[Figure collection entries]
------------------------------

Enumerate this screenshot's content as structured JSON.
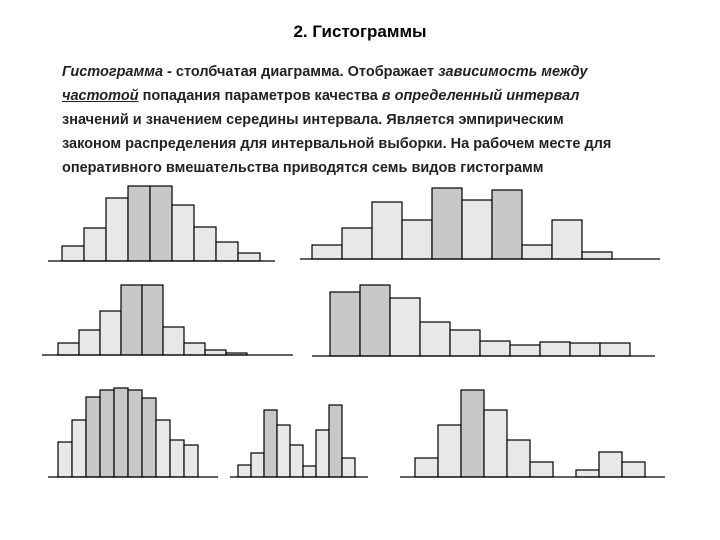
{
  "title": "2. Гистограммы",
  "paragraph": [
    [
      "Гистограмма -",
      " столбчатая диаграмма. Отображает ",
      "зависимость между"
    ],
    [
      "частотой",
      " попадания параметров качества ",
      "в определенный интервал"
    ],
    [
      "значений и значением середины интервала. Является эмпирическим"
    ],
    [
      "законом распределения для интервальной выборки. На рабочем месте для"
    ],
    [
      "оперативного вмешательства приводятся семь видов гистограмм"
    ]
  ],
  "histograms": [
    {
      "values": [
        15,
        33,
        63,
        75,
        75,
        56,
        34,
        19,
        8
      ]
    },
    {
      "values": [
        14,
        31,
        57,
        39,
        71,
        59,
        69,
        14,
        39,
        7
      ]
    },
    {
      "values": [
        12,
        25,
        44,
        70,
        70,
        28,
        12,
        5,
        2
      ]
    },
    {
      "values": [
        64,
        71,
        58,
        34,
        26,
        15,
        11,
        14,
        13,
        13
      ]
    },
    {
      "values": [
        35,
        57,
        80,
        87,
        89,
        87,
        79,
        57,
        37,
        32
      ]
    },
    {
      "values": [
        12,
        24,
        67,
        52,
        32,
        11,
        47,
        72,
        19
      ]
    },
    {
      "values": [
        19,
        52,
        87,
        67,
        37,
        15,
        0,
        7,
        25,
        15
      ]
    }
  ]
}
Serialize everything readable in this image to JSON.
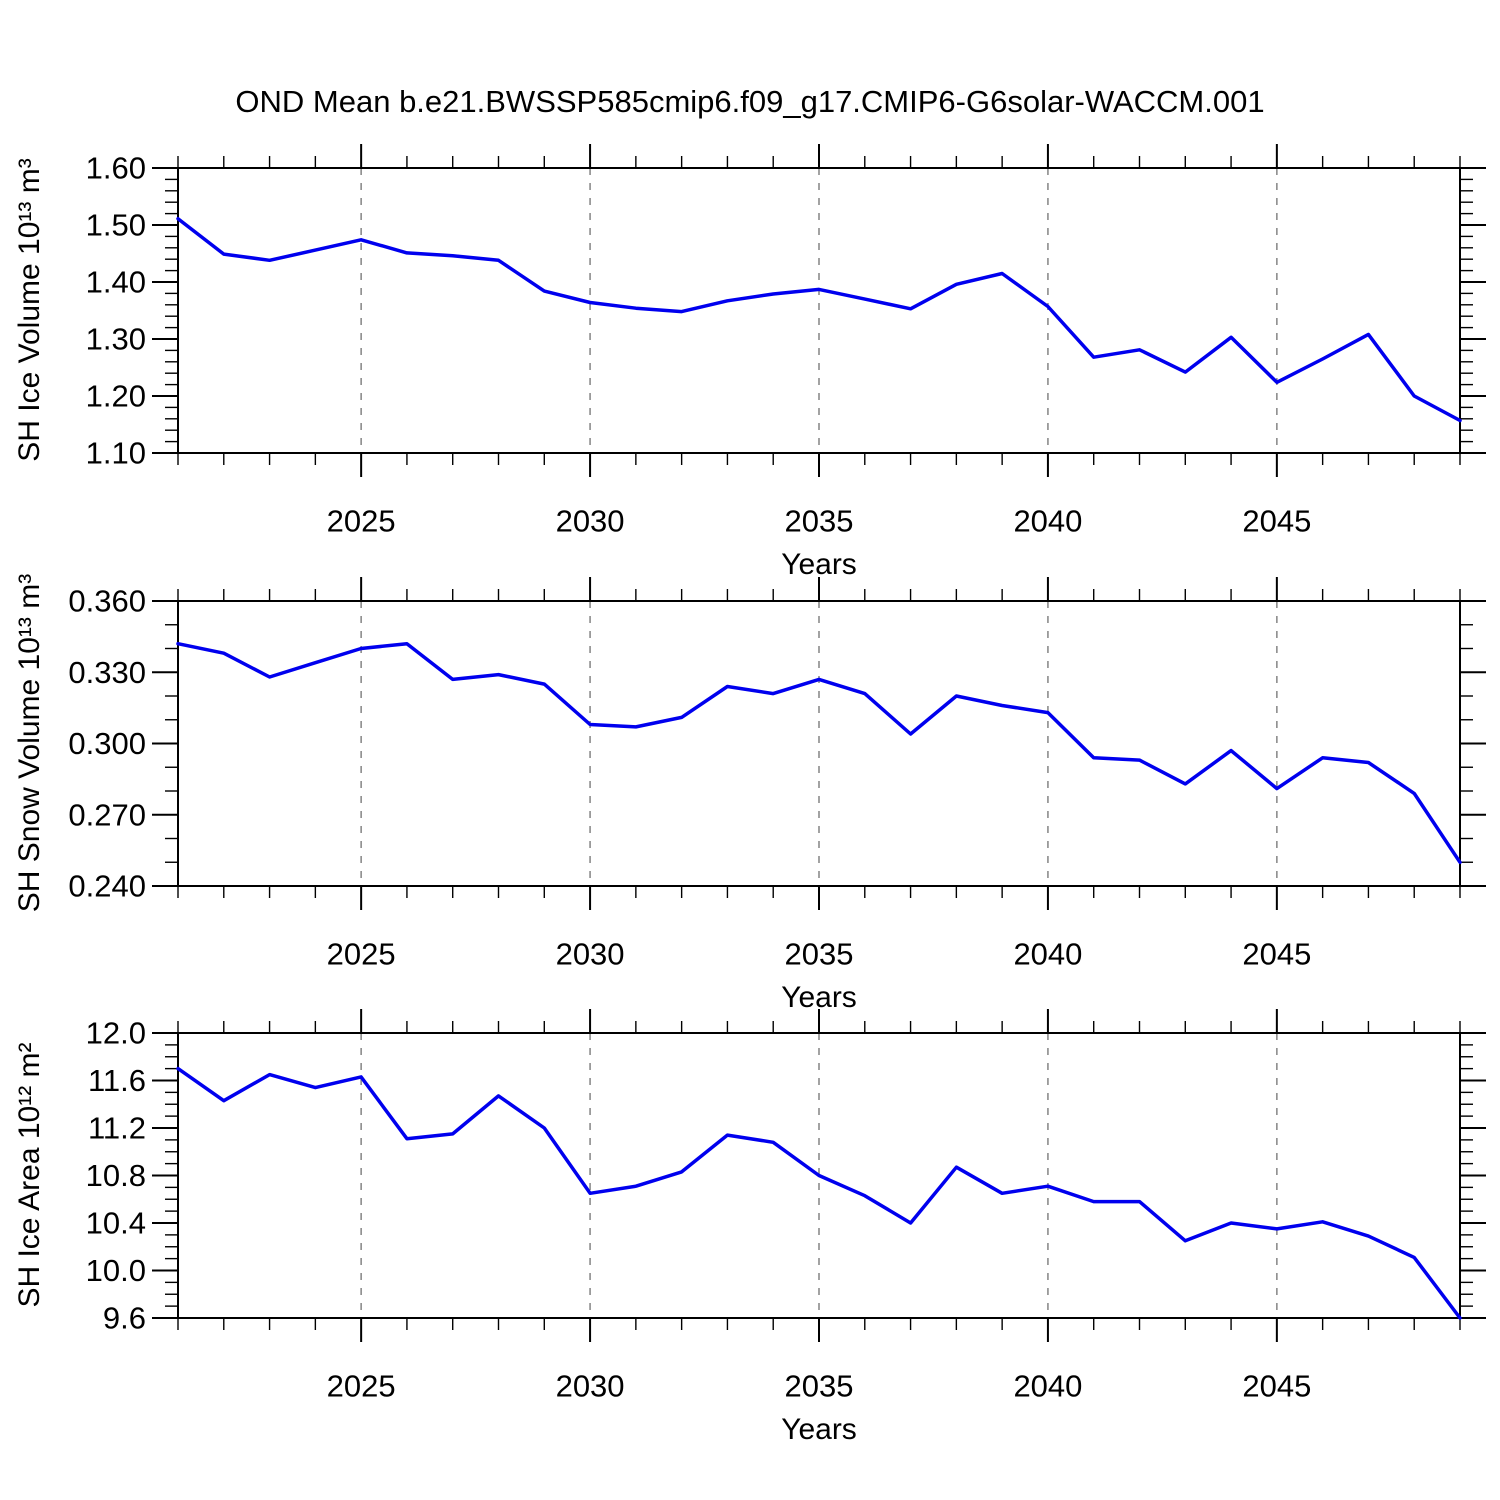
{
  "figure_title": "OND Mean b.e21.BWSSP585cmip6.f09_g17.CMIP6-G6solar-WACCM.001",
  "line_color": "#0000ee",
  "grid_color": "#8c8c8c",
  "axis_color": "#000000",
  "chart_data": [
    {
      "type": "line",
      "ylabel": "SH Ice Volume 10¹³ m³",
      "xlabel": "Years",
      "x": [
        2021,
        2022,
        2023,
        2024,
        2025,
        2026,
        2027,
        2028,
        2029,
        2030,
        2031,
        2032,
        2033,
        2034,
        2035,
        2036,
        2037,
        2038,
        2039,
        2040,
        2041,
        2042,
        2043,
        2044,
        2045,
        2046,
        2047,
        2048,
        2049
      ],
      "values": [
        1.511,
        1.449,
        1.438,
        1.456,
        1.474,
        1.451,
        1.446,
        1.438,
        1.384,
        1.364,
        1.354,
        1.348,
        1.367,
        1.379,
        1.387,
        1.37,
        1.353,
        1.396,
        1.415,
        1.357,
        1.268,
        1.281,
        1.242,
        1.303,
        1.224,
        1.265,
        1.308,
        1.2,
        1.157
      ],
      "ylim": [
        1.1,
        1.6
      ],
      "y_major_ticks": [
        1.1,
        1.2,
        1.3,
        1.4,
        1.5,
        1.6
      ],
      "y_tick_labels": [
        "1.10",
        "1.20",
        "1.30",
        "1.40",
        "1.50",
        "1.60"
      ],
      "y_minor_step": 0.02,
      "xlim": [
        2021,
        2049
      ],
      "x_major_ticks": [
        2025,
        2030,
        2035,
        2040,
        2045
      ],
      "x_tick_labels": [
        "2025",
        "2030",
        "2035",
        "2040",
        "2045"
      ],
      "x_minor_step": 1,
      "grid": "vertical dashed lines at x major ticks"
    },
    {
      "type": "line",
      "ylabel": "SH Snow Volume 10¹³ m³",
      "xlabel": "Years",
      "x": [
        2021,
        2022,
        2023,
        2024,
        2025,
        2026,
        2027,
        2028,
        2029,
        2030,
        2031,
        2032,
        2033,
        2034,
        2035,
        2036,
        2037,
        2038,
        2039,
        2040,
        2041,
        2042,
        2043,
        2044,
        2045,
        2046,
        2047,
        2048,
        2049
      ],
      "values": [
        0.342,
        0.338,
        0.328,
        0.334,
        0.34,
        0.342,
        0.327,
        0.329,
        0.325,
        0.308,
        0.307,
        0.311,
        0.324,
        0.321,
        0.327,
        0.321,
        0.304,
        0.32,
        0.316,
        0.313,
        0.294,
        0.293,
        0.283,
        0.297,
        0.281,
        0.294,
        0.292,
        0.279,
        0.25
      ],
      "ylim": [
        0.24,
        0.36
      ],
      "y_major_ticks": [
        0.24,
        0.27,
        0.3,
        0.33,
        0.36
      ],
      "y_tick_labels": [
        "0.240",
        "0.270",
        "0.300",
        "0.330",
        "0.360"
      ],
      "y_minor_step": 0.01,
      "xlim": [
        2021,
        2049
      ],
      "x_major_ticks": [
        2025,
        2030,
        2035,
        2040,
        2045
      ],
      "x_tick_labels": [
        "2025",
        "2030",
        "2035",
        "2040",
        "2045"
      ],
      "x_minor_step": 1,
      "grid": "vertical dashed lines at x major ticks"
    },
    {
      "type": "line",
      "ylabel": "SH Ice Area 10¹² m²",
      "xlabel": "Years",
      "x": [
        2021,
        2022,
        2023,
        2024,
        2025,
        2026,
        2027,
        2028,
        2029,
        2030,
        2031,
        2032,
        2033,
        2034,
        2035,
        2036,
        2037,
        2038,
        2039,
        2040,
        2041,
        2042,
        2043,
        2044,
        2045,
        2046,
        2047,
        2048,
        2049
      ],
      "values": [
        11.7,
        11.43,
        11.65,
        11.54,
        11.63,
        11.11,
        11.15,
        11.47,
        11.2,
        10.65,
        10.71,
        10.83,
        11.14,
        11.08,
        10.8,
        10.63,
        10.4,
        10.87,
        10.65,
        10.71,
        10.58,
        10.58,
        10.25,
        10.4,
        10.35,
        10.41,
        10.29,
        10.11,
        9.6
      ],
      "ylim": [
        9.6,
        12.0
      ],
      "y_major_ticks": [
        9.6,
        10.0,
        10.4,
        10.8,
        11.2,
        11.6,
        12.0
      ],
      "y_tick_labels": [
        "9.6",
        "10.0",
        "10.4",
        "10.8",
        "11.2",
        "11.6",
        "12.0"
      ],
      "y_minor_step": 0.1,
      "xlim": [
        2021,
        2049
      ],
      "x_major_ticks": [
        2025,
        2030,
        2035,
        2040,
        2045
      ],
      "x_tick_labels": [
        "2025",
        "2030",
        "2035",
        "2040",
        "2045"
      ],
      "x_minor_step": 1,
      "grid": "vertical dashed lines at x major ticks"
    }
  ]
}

------------------------------

Problem to work on
Print out every entry above without changing a word, and leave out the pictures.

Task solution
Enumerate this screenshot's content as structured JSON.
{
  "title": "2. Гистограммы",
  "paragraph": [
    [
      "Гистограмма -",
      " столбчатая диаграмма. Отображает ",
      "зависимость между"
    ],
    [
      "частотой",
      " попадания параметров качества ",
      "в определенный интервал"
    ],
    [
      "значений и значением середины интервала. Является эмпирическим"
    ],
    [
      "законом распределения для интервальной выборки. На рабочем месте для"
    ],
    [
      "оперативного вмешательства приводятся семь видов гистограмм"
    ]
  ],
  "histograms": [
    {
      "values": [
        15,
        33,
        63,
        75,
        75,
        56,
        34,
        19,
        8
      ]
    },
    {
      "values": [
        14,
        31,
        57,
        39,
        71,
        59,
        69,
        14,
        39,
        7
      ]
    },
    {
      "values": [
        12,
        25,
        44,
        70,
        70,
        28,
        12,
        5,
        2
      ]
    },
    {
      "values": [
        64,
        71,
        58,
        34,
        26,
        15,
        11,
        14,
        13,
        13
      ]
    },
    {
      "values": [
        35,
        57,
        80,
        87,
        89,
        87,
        79,
        57,
        37,
        32
      ]
    },
    {
      "values": [
        12,
        24,
        67,
        52,
        32,
        11,
        47,
        72,
        19
      ]
    },
    {
      "values": [
        19,
        52,
        87,
        67,
        37,
        15,
        0,
        7,
        25,
        15
      ]
    }
  ]
}
Serialize everything readable in this image to JSON.
{
  "figure_title": "OND Mean b.e21.BWSSP585cmip6.f09_g17.CMIP6-G6solar-WACCM.001",
  "line_color": "#0000ee",
  "grid_color": "#8c8c8c",
  "axis_color": "#000000",
  "chart_data": [
    {
      "type": "line",
      "ylabel": "SH Ice Volume 10¹³ m³",
      "xlabel": "Years",
      "x": [
        2021,
        2022,
        2023,
        2024,
        2025,
        2026,
        2027,
        2028,
        2029,
        2030,
        2031,
        2032,
        2033,
        2034,
        2035,
        2036,
        2037,
        2038,
        2039,
        2040,
        2041,
        2042,
        2043,
        2044,
        2045,
        2046,
        2047,
        2048,
        2049
      ],
      "values": [
        1.511,
        1.449,
        1.438,
        1.456,
        1.474,
        1.451,
        1.446,
        1.438,
        1.384,
        1.364,
        1.354,
        1.348,
        1.367,
        1.379,
        1.387,
        1.37,
        1.353,
        1.396,
        1.415,
        1.357,
        1.268,
        1.281,
        1.242,
        1.303,
        1.224,
        1.265,
        1.308,
        1.2,
        1.157
      ],
      "ylim": [
        1.1,
        1.6
      ],
      "y_major_ticks": [
        1.1,
        1.2,
        1.3,
        1.4,
        1.5,
        1.6
      ],
      "y_tick_labels": [
        "1.10",
        "1.20",
        "1.30",
        "1.40",
        "1.50",
        "1.60"
      ],
      "y_minor_step": 0.02,
      "xlim": [
        2021,
        2049
      ],
      "x_major_ticks": [
        2025,
        2030,
        2035,
        2040,
        2045
      ],
      "x_tick_labels": [
        "2025",
        "2030",
        "2035",
        "2040",
        "2045"
      ],
      "x_minor_step": 1,
      "grid": "vertical dashed lines at x major ticks"
    },
    {
      "type": "line",
      "ylabel": "SH Snow Volume 10¹³ m³",
      "xlabel": "Years",
      "x": [
        2021,
        2022,
        2023,
        2024,
        2025,
        2026,
        2027,
        2028,
        2029,
        2030,
        2031,
        2032,
        2033,
        2034,
        2035,
        2036,
        2037,
        2038,
        2039,
        2040,
        2041,
        2042,
        2043,
        2044,
        2045,
        2046,
        2047,
        2048,
        2049
      ],
      "values": [
        0.342,
        0.338,
        0.328,
        0.334,
        0.34,
        0.342,
        0.327,
        0.329,
        0.325,
        0.308,
        0.307,
        0.311,
        0.324,
        0.321,
        0.327,
        0.321,
        0.304,
        0.32,
        0.316,
        0.313,
        0.294,
        0.293,
        0.283,
        0.297,
        0.281,
        0.294,
        0.292,
        0.279,
        0.25
      ],
      "ylim": [
        0.24,
        0.36
      ],
      "y_major_ticks": [
        0.24,
        0.27,
        0.3,
        0.33,
        0.36
      ],
      "y_tick_labels": [
        "0.240",
        "0.270",
        "0.300",
        "0.330",
        "0.360"
      ],
      "y_minor_step": 0.01,
      "xlim": [
        2021,
        2049
      ],
      "x_major_ticks": [
        2025,
        2030,
        2035,
        2040,
        2045
      ],
      "x_tick_labels": [
        "2025",
        "2030",
        "2035",
        "2040",
        "2045"
      ],
      "x_minor_step": 1,
      "grid": "vertical dashed lines at x major ticks"
    },
    {
      "type": "line",
      "ylabel": "SH Ice Area 10¹² m²",
      "xlabel": "Years",
      "x": [
        2021,
        2022,
        2023,
        2024,
        2025,
        2026,
        2027,
        2028,
        2029,
        2030,
        2031,
        2032,
        2033,
        2034,
        2035,
        2036,
        2037,
        2038,
        2039,
        2040,
        2041,
        2042,
        2043,
        2044,
        2045,
        2046,
        2047,
        2048,
        2049
      ],
      "values": [
        11.7,
        11.43,
        11.65,
        11.54,
        11.63,
        11.11,
        11.15,
        11.47,
        11.2,
        10.65,
        10.71,
        10.83,
        11.14,
        11.08,
        10.8,
        10.63,
        10.4,
        10.87,
        10.65,
        10.71,
        10.58,
        10.58,
        10.25,
        10.4,
        10.35,
        10.41,
        10.29,
        10.11,
        9.6
      ],
      "ylim": [
        9.6,
        12.0
      ],
      "y_major_ticks": [
        9.6,
        10.0,
        10.4,
        10.8,
        11.2,
        11.6,
        12.0
      ],
      "y_tick_labels": [
        "9.6",
        "10.0",
        "10.4",
        "10.8",
        "11.2",
        "11.6",
        "12.0"
      ],
      "y_minor_step": 0.1,
      "xlim": [
        2021,
        2049
      ],
      "x_major_ticks": [
        2025,
        2030,
        2035,
        2040,
        2045
      ],
      "x_tick_labels": [
        "2025",
        "2030",
        "2035",
        "2040",
        "2045"
      ],
      "x_minor_step": 1,
      "grid": "vertical dashed lines at x major ticks"
    }
  ]
}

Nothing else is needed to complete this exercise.